[Extracts from a graphics dataset]
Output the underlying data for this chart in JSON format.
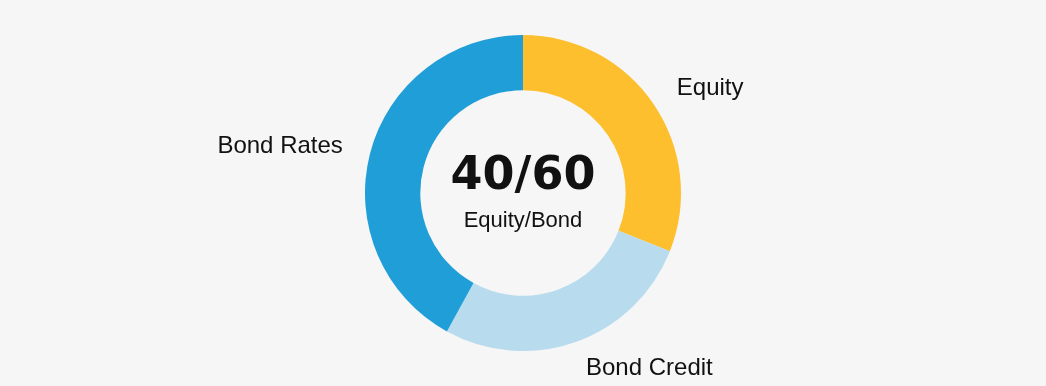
{
  "chart_data": {
    "type": "donut",
    "categories": [
      "Equity",
      "Bond Credit",
      "Bond Rates"
    ],
    "values": [
      31,
      27,
      42
    ],
    "colors": [
      "#fdbf2d",
      "#b8dcee",
      "#209ed8"
    ],
    "annotations": [
      "40/60",
      "Equity/Bond"
    ],
    "legend": false
  }
}
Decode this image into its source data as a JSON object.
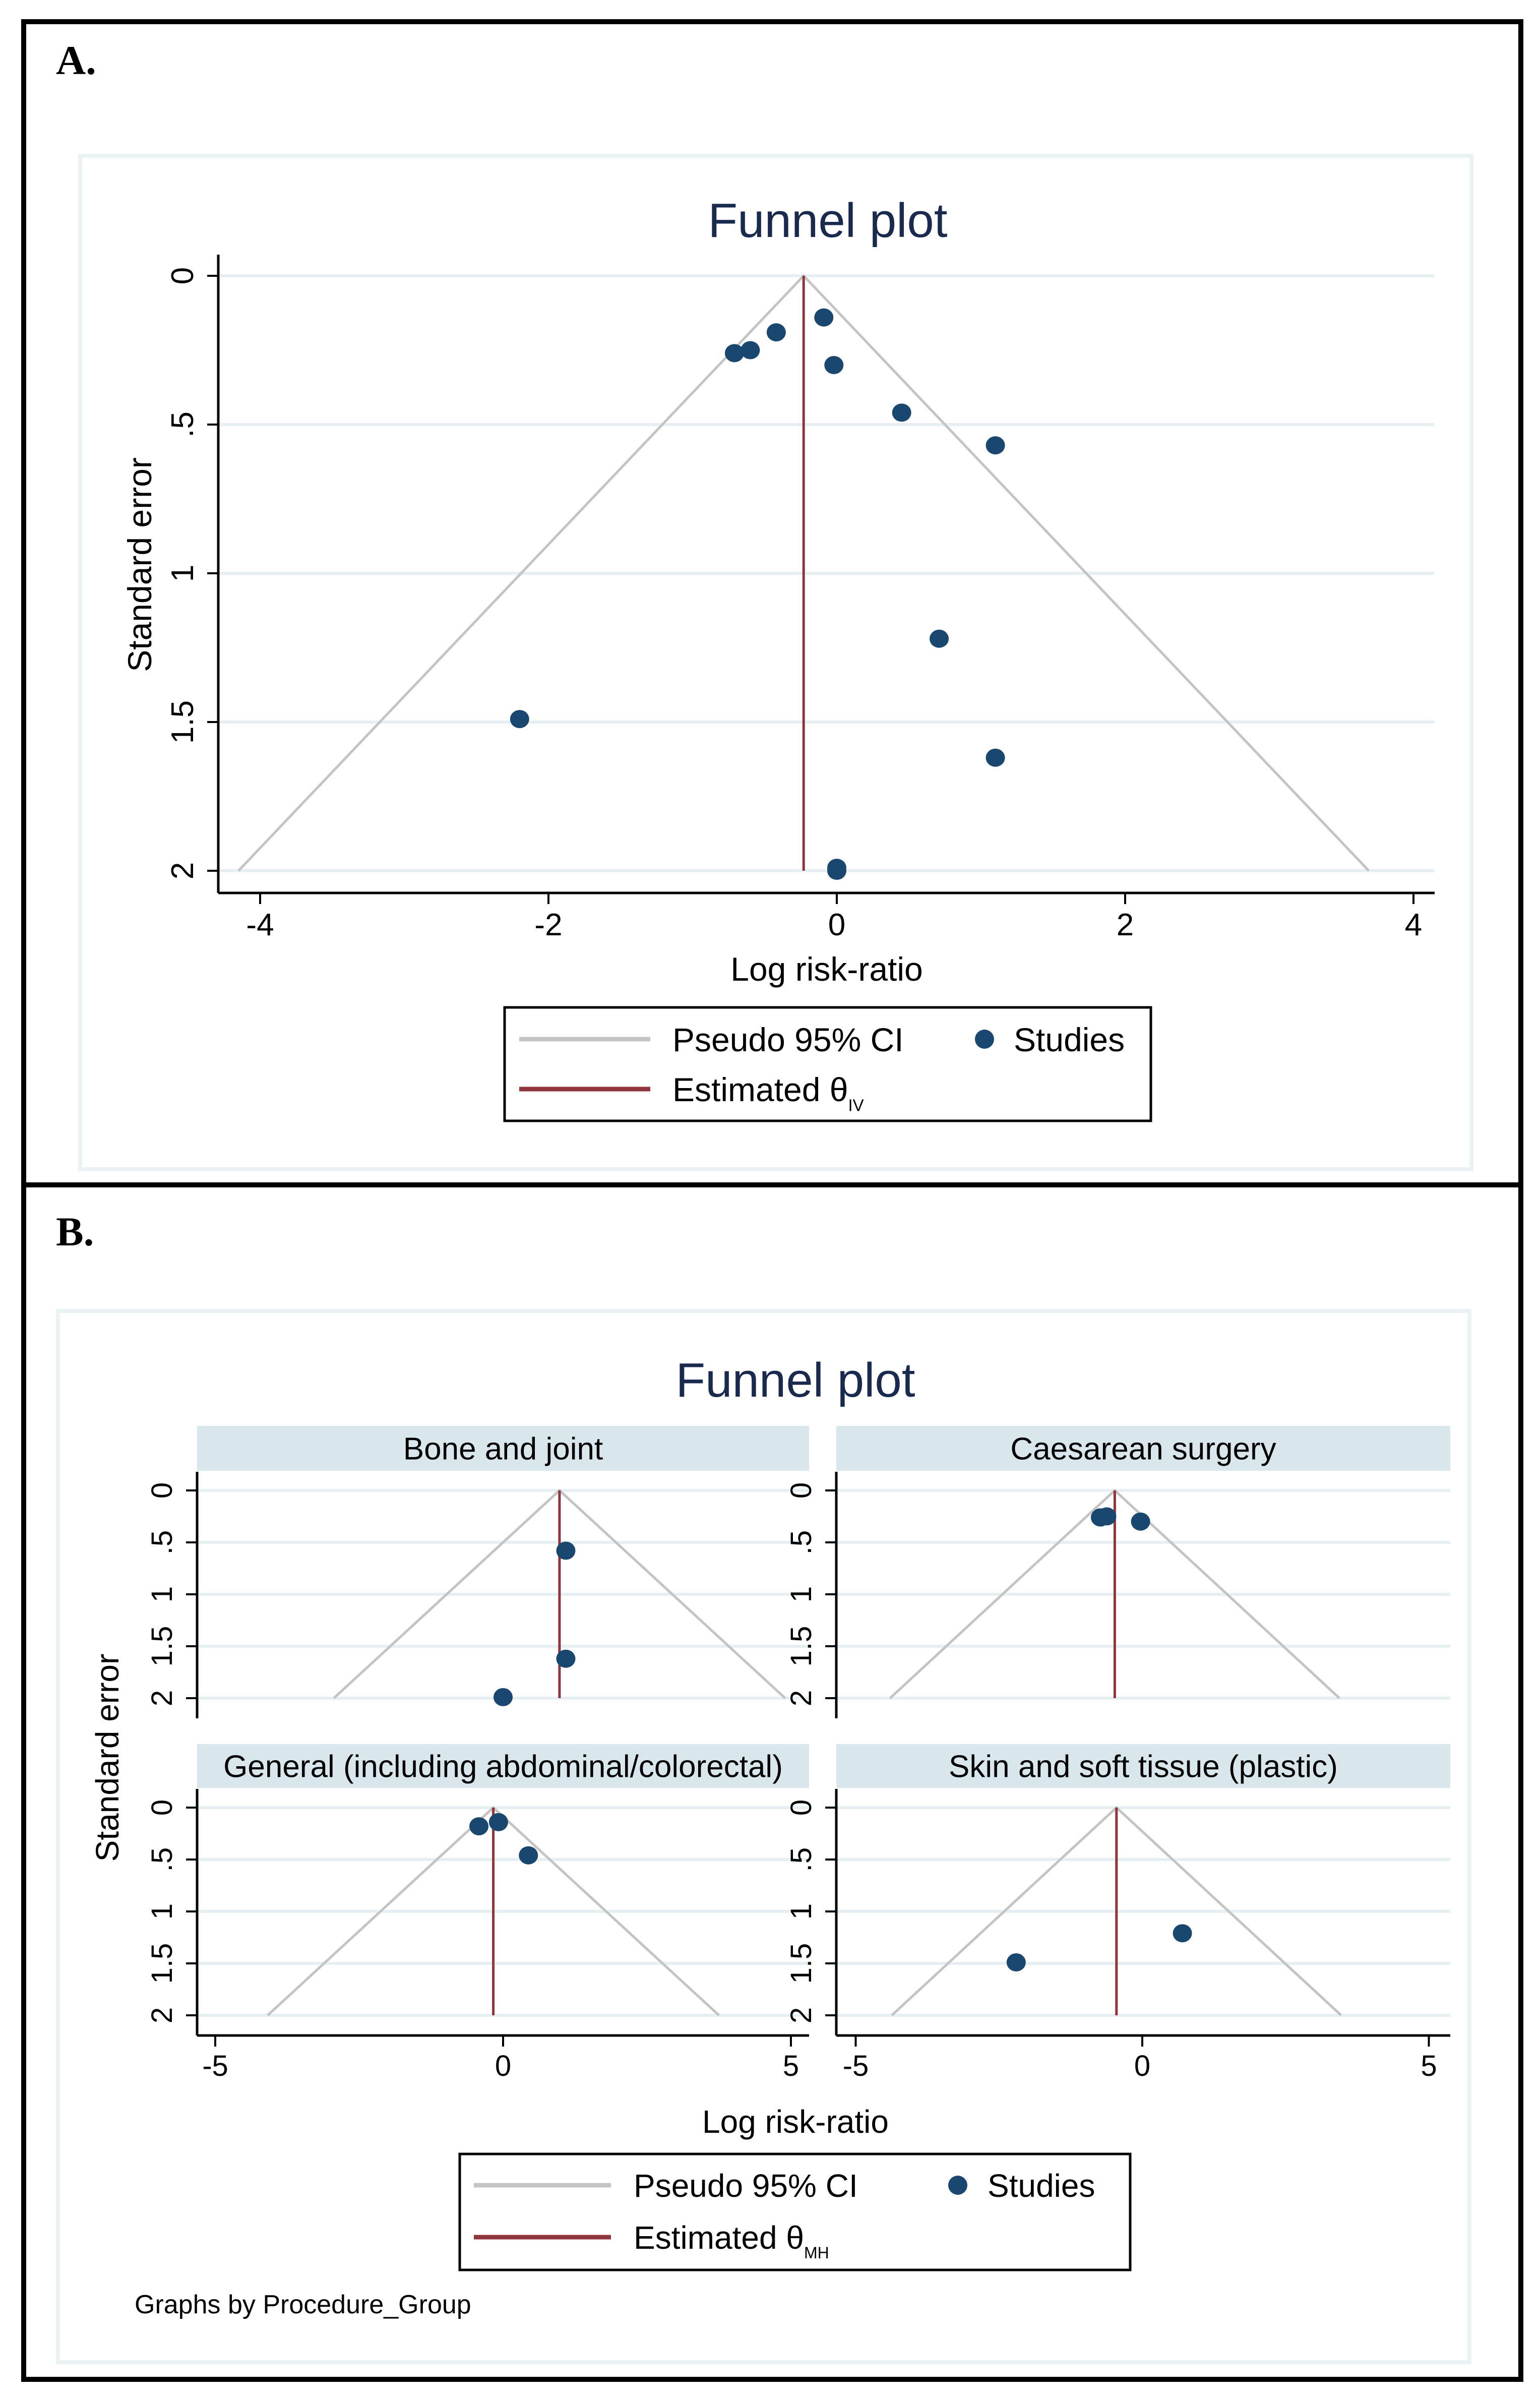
{
  "panels": [
    {
      "label": "A."
    },
    {
      "label": "B."
    }
  ],
  "colors": {
    "points": "#1a476f",
    "estimate_line": "#90353b",
    "funnel": "#c4c4c4",
    "grid": "#e6eff1",
    "strip": "#d9e6eb",
    "title": "#1a2a4f",
    "plot_region_border": "#eaf2f3"
  },
  "chart_data": [
    {
      "type": "scatter",
      "title": "Funnel plot",
      "xlabel": "Log risk-ratio",
      "ylabel": "Standard error",
      "xticks": [
        -4,
        -2,
        0,
        2,
        4
      ],
      "xtick_labels": [
        "-4",
        "-2",
        "0",
        "2",
        "4"
      ],
      "yticks": [
        0,
        0.5,
        1,
        1.5,
        2
      ],
      "ytick_labels": [
        "0",
        ".5",
        "1",
        "1.5",
        "2"
      ],
      "ylim": [
        2,
        0
      ],
      "y_reversed": true,
      "grid": true,
      "theta": -0.23,
      "ci_z": 1.96,
      "legend": {
        "placement": "bottom",
        "ci_label": "Pseudo 95% CI",
        "studies_label": "Studies",
        "estimate_label": "Estimated θ",
        "estimate_subscript": "IV"
      },
      "points": [
        {
          "x": -0.09,
          "y": 0.14
        },
        {
          "x": -0.42,
          "y": 0.19
        },
        {
          "x": -0.6,
          "y": 0.25
        },
        {
          "x": -0.71,
          "y": 0.26
        },
        {
          "x": -0.02,
          "y": 0.3
        },
        {
          "x": 0.45,
          "y": 0.46
        },
        {
          "x": 1.1,
          "y": 0.57
        },
        {
          "x": 0.71,
          "y": 1.22
        },
        {
          "x": -2.2,
          "y": 1.49
        },
        {
          "x": 1.1,
          "y": 1.62
        },
        {
          "x": 0.0,
          "y": 1.99
        },
        {
          "x": 0.0,
          "y": 2.0
        }
      ]
    },
    {
      "type": "scatter",
      "title": "Funnel plot",
      "xlabel": "Log risk-ratio",
      "ylabel": "Standard error",
      "xticks": [
        -5,
        0,
        5
      ],
      "xtick_labels": [
        "-5",
        "0",
        "5"
      ],
      "yticks": [
        0,
        0.5,
        1,
        1.5,
        2
      ],
      "ytick_labels": [
        "0",
        ".5",
        "1",
        "1.5",
        "2"
      ],
      "ylim": [
        2,
        0
      ],
      "y_reversed": true,
      "grid": true,
      "ci_z": 1.96,
      "note": "Graphs by Procedure_Group",
      "legend": {
        "placement": "bottom",
        "ci_label": "Pseudo 95% CI",
        "studies_label": "Studies",
        "estimate_label": "Estimated θ",
        "estimate_subscript": "MH"
      },
      "facets": [
        {
          "name": "Bone and joint",
          "theta": 0.98,
          "points": [
            {
              "x": 1.09,
              "y": 0.58
            },
            {
              "x": 1.09,
              "y": 1.62
            },
            {
              "x": 0.0,
              "y": 1.99
            }
          ]
        },
        {
          "name": "Caesarean surgery",
          "theta": -0.48,
          "points": [
            {
              "x": -0.73,
              "y": 0.26
            },
            {
              "x": -0.62,
              "y": 0.25
            },
            {
              "x": -0.03,
              "y": 0.3
            }
          ]
        },
        {
          "name": "General (including abdominal/colorectal)",
          "theta": -0.17,
          "points": [
            {
              "x": -0.42,
              "y": 0.18
            },
            {
              "x": -0.08,
              "y": 0.14
            },
            {
              "x": 0.44,
              "y": 0.46
            }
          ]
        },
        {
          "name": "Skin and soft tissue (plastic)",
          "theta": -0.45,
          "points": [
            {
              "x": 0.7,
              "y": 1.21
            },
            {
              "x": -2.2,
              "y": 1.49
            }
          ]
        }
      ]
    }
  ]
}
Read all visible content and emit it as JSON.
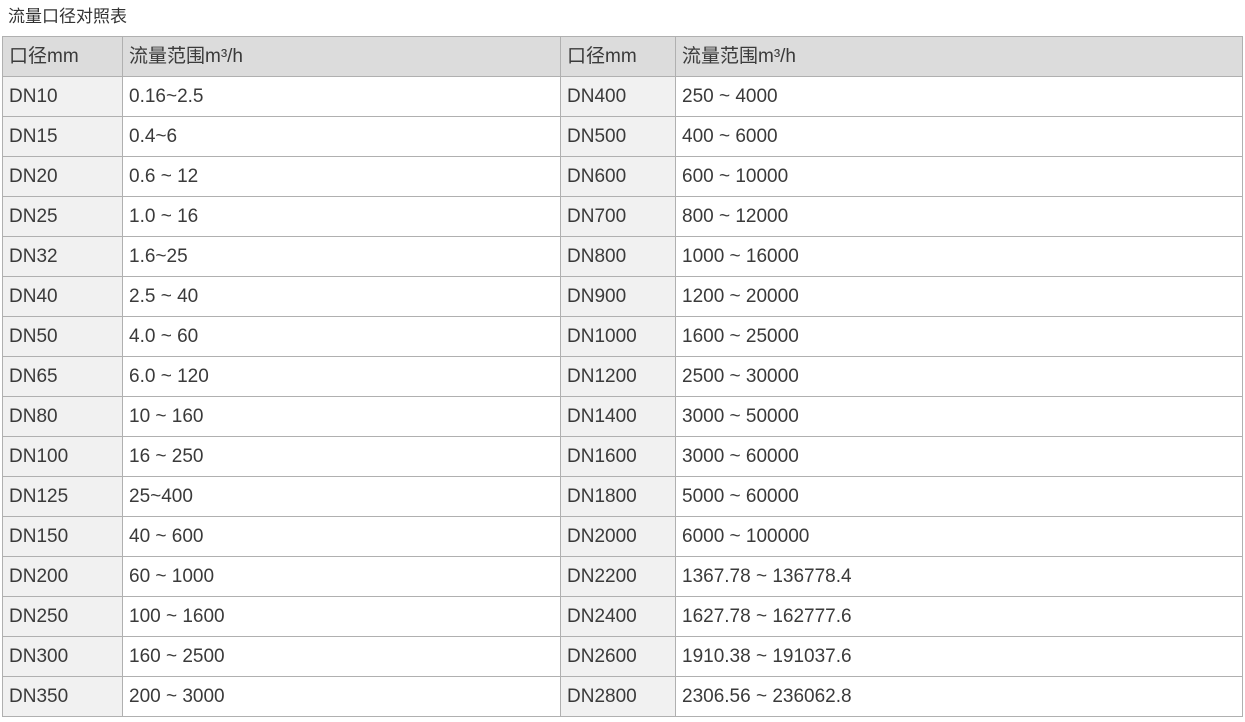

Problem description - Repeat everything in the records precisely. Images are excluded from the copy.

Solution for this exercise -
Output the underlying data for this chart in JSON format.
{
  "chart_data": {
    "type": "donut",
    "categories": [
      "Equity",
      "Bond Credit",
      "Bond Rates"
    ],
    "values": [
      31,
      27,
      42
    ],
    "colors": [
      "#fdbf2d",
      "#b8dcee",
      "#209ed8"
    ],
    "annotations": [
      "40/60",
      "Equity/Bond"
    ],
    "legend": false
  }
}
Decode this image into its source data as a JSON object.
{
  "panels": [
    {
      "label": "A."
    },
    {
      "label": "B."
    }
  ],
  "colors": {
    "points": "#1a476f",
    "estimate_line": "#90353b",
    "funnel": "#c4c4c4",
    "grid": "#e6eff1",
    "strip": "#d9e6eb",
    "title": "#1a2a4f",
    "plot_region_border": "#eaf2f3"
  },
  "chart_data": [
    {
      "type": "scatter",
      "title": "Funnel plot",
      "xlabel": "Log risk-ratio",
      "ylabel": "Standard error",
      "xticks": [
        -4,
        -2,
        0,
        2,
        4
      ],
      "xtick_labels": [
        "-4",
        "-2",
        "0",
        "2",
        "4"
      ],
      "yticks": [
        0,
        0.5,
        1,
        1.5,
        2
      ],
      "ytick_labels": [
        "0",
        ".5",
        "1",
        "1.5",
        "2"
      ],
      "ylim": [
        2,
        0
      ],
      "y_reversed": true,
      "grid": true,
      "theta": -0.23,
      "ci_z": 1.96,
      "legend": {
        "placement": "bottom",
        "ci_label": "Pseudo 95% CI",
        "studies_label": "Studies",
        "estimate_label": "Estimated θ",
        "estimate_subscript": "IV"
      },
      "points": [
        {
          "x": -0.09,
          "y": 0.14
        },
        {
          "x": -0.42,
          "y": 0.19
        },
        {
          "x": -0.6,
          "y": 0.25
        },
        {
          "x": -0.71,
          "y": 0.26
        },
        {
          "x": -0.02,
          "y": 0.3
        },
        {
          "x": 0.45,
          "y": 0.46
        },
        {
          "x": 1.1,
          "y": 0.57
        },
        {
          "x": 0.71,
          "y": 1.22
        },
        {
          "x": -2.2,
          "y": 1.49
        },
        {
          "x": 1.1,
          "y": 1.62
        },
        {
          "x": 0.0,
          "y": 1.99
        },
        {
          "x": 0.0,
          "y": 2.0
        }
      ]
    },
    {
      "type": "scatter",
      "title": "Funnel plot",
      "xlabel": "Log risk-ratio",
      "ylabel": "Standard error",
      "xticks": [
        -5,
        0,
        5
      ],
      "xtick_labels": [
        "-5",
        "0",
        "5"
      ],
      "yticks": [
        0,
        0.5,
        1,
        1.5,
        2
      ],
      "ytick_labels": [
        "0",
        ".5",
        "1",
        "1.5",
        "2"
      ],
      "ylim": [
        2,
        0
      ],
      "y_reversed": true,
      "grid": true,
      "ci_z": 1.96,
      "note": "Graphs by Procedure_Group",
      "legend": {
        "placement": "bottom",
        "ci_label": "Pseudo 95% CI",
        "studies_label": "Studies",
        "estimate_label": "Estimated θ",
        "estimate_subscript": "MH"
      },
      "facets": [
        {
          "name": "Bone and joint",
          "theta": 0.98,
          "points": [
            {
              "x": 1.09,
              "y": 0.58
            },
            {
              "x": 1.09,
              "y": 1.62
            },
            {
              "x": 0.0,
              "y": 1.99
            }
          ]
        },
        {
          "name": "Caesarean surgery",
          "theta": -0.48,
          "points": [
            {
              "x": -0.73,
              "y": 0.26
            },
            {
              "x": -0.62,
              "y": 0.25
            },
            {
              "x": -0.03,
              "y": 0.3
            }
          ]
        },
        {
          "name": "General (including abdominal/colorectal)",
          "theta": -0.17,
          "points": [
            {
              "x": -0.42,
              "y": 0.18
            },
            {
              "x": -0.08,
              "y": 0.14
            },
            {
              "x": 0.44,
              "y": 0.46
            }
          ]
        },
        {
          "name": "Skin and soft tissue (plastic)",
          "theta": -0.45,
          "points": [
            {
              "x": 0.7,
              "y": 1.21
            },
            {
              "x": -2.2,
              "y": 1.49
            }
          ]
        }
      ]
    }
  ]
}
Read all visible content and emit it as JSON.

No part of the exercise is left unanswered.